= Problem to work on =
Gather every line holding the string "семиозиса".

= = =

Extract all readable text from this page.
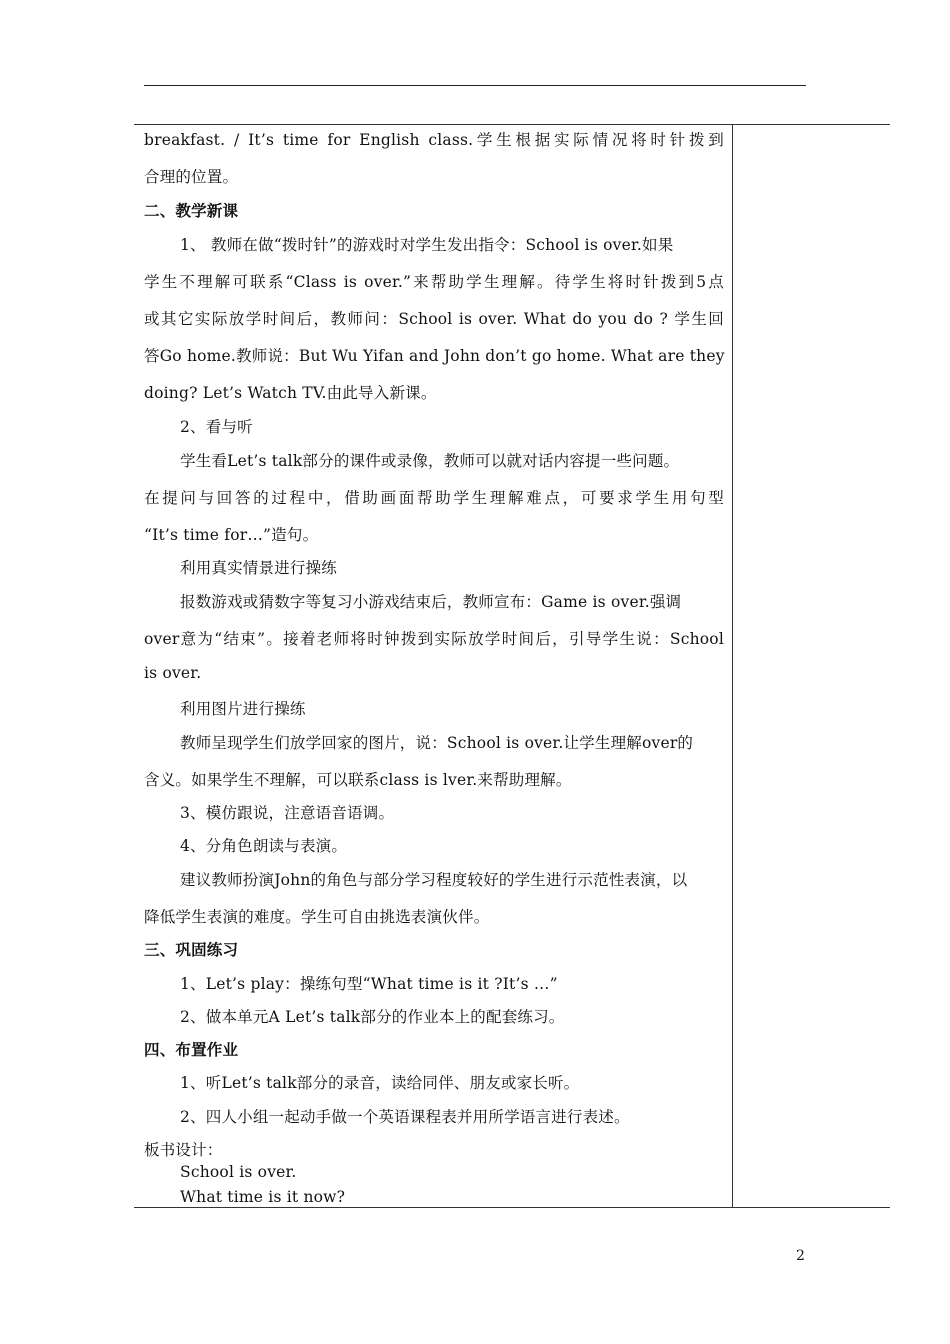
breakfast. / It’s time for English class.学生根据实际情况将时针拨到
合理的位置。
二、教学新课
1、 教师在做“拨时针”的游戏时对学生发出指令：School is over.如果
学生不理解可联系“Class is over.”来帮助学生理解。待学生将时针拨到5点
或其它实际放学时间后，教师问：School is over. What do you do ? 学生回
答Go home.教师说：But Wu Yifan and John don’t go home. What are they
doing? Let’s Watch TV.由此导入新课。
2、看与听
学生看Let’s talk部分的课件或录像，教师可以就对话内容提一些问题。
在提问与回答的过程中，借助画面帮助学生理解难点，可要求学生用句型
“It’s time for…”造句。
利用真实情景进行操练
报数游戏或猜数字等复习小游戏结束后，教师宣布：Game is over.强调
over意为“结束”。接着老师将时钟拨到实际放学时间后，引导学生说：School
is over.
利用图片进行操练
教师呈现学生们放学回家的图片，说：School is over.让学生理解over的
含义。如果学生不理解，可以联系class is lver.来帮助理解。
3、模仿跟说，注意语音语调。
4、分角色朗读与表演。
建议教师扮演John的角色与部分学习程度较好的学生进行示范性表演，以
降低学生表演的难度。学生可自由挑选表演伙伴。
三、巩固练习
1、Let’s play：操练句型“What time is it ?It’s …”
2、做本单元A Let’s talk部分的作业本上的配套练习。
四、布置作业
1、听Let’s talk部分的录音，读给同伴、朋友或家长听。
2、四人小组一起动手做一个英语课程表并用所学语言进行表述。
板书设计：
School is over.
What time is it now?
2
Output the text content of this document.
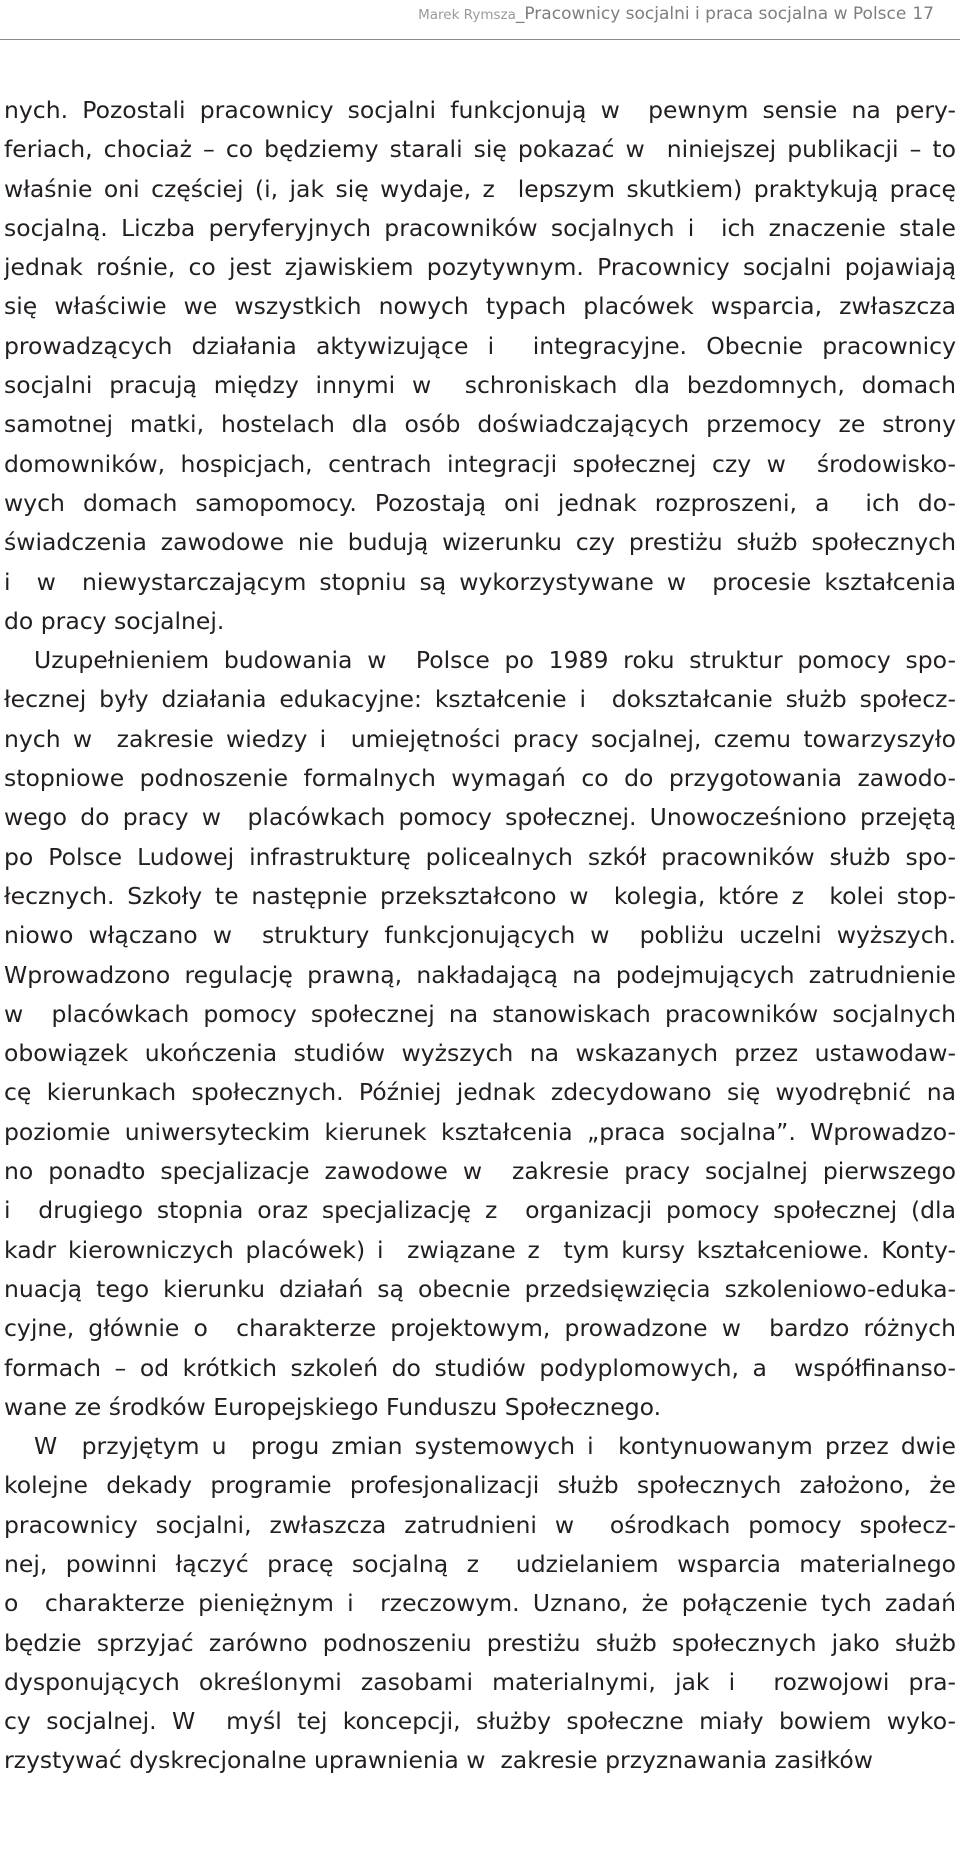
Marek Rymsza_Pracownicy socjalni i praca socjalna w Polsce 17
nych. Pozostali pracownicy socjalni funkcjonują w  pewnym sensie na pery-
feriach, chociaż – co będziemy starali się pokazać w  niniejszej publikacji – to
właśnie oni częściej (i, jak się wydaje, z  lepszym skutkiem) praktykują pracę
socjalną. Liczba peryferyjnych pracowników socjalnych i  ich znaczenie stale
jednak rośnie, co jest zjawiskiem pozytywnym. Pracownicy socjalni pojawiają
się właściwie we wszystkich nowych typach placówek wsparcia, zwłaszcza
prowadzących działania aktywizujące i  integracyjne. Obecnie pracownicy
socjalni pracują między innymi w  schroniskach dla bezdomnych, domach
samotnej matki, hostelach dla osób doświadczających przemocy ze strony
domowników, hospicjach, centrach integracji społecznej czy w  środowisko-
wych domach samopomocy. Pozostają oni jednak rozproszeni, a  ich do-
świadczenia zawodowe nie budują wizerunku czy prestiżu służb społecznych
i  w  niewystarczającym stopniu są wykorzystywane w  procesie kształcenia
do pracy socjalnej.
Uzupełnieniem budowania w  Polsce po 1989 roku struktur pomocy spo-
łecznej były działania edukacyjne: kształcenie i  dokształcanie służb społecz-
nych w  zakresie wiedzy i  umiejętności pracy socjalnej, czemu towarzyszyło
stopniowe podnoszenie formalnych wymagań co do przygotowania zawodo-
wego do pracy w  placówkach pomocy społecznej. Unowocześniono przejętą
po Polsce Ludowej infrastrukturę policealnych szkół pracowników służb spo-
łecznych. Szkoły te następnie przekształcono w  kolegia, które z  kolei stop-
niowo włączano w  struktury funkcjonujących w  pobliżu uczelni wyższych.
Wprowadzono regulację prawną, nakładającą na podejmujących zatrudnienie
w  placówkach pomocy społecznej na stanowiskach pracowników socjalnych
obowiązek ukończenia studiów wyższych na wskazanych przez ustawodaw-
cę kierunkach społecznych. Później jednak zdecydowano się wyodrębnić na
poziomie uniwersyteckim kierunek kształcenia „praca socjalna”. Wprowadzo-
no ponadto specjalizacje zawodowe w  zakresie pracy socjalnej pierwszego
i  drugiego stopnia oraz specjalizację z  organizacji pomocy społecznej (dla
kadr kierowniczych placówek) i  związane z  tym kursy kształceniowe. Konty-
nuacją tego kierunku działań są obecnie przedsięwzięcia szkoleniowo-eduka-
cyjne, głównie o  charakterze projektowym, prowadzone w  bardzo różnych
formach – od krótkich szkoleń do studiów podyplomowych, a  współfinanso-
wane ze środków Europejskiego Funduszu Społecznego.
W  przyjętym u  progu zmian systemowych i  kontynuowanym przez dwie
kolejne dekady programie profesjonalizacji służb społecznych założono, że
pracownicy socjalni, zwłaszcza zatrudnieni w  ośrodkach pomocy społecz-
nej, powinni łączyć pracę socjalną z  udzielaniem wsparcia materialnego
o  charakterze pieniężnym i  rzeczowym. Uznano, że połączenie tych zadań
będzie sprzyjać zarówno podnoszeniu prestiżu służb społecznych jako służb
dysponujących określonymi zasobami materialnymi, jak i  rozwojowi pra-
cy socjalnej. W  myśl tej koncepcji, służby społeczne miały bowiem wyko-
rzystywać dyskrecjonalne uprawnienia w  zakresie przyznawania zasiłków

= = =

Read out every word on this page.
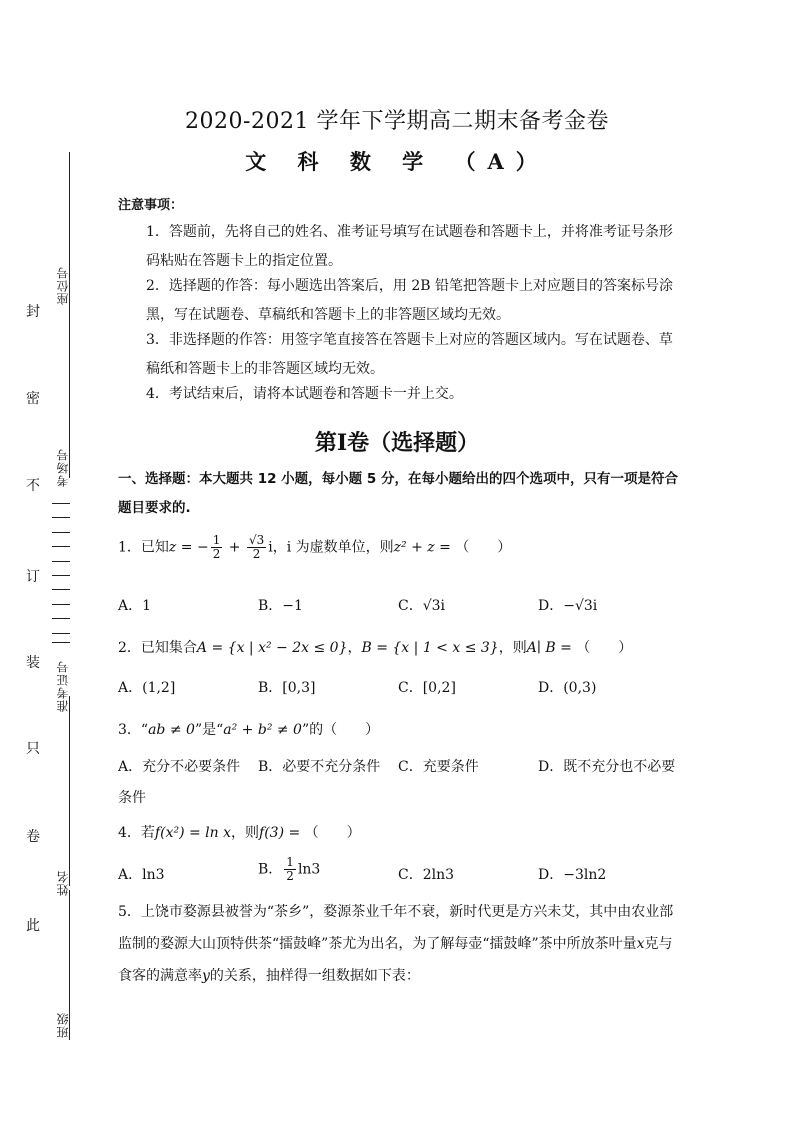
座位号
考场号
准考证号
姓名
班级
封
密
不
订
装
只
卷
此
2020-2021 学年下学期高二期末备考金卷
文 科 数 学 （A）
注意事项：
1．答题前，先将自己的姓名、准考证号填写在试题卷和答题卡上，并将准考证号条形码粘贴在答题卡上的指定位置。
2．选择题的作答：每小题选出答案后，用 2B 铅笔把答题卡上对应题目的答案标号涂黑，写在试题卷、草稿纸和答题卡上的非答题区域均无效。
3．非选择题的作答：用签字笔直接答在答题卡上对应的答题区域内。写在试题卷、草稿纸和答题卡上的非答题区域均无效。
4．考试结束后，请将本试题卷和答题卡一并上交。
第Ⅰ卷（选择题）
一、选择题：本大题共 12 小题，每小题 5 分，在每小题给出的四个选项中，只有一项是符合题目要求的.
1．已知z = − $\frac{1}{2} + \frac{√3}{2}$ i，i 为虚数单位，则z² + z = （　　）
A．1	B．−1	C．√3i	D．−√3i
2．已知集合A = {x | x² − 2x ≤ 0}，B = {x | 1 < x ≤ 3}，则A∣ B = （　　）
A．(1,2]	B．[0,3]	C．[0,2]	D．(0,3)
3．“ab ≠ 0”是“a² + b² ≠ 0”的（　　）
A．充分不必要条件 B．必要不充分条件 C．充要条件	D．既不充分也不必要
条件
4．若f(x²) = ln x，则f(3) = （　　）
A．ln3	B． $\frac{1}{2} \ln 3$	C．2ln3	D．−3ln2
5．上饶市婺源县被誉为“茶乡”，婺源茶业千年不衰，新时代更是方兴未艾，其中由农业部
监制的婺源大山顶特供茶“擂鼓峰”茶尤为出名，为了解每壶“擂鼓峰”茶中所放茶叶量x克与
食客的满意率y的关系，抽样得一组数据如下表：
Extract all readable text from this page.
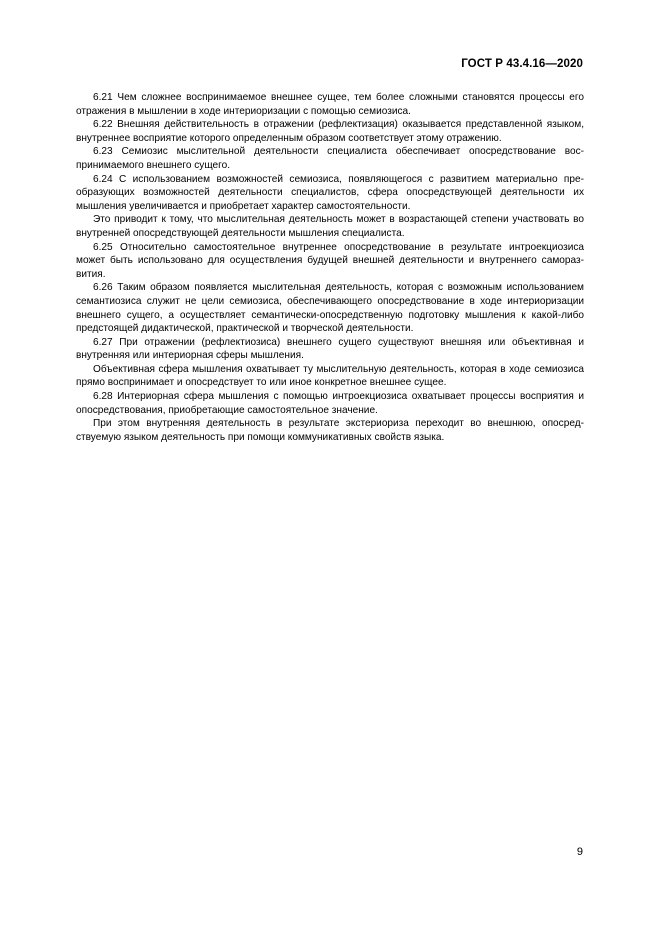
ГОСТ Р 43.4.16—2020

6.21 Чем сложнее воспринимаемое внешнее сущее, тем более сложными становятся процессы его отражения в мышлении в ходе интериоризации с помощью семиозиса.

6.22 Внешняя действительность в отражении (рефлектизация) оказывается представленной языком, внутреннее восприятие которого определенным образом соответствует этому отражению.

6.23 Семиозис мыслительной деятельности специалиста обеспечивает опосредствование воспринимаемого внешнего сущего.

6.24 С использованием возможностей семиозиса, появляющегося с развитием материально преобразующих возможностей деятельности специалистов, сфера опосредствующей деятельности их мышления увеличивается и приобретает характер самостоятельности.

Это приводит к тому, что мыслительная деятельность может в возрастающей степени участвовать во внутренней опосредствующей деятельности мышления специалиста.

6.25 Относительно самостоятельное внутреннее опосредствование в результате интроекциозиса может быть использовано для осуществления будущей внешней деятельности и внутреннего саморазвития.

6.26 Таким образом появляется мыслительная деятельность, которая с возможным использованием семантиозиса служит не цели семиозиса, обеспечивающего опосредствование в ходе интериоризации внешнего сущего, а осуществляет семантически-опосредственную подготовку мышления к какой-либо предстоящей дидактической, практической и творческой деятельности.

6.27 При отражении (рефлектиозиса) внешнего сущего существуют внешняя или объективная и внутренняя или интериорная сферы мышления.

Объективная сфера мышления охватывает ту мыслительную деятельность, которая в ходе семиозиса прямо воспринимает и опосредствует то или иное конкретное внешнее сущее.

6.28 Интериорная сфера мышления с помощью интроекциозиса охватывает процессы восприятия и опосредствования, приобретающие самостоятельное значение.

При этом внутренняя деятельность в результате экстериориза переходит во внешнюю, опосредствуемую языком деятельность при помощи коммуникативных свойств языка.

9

= = =

= Exercise response =
6.21 Чем сложнее воспринимаемое внешнее сущее, тем более сложными становятся процессы его отражения в мышлении в ходе интериоризации с помощью семиозиса.
6.24 С использованием возможностей семиозиса, появляющегося с развитием материально преобразующих возможностей деятельности специалистов, сфера опосредствующей деятельности их мышления увеличивается и приобретает характер самостоятельности.
6.26 Таким образом появляется мыслительная деятельность, которая с возможным использованием семантиозиса служит не цели семиозиса, обеспечивающего опосредствование в ходе интериоризации внешнего сущего, а осуществляет семантически-опосредственную подготовку мышления к какой-либо предстоящей дидактической, практической и творческой деятельности.
Объективная сфера мышления охватывает ту мыслительную деятельность, которая в ходе семиозиса прямо воспринимает и опосредствует то или иное конкретное внешнее сущее.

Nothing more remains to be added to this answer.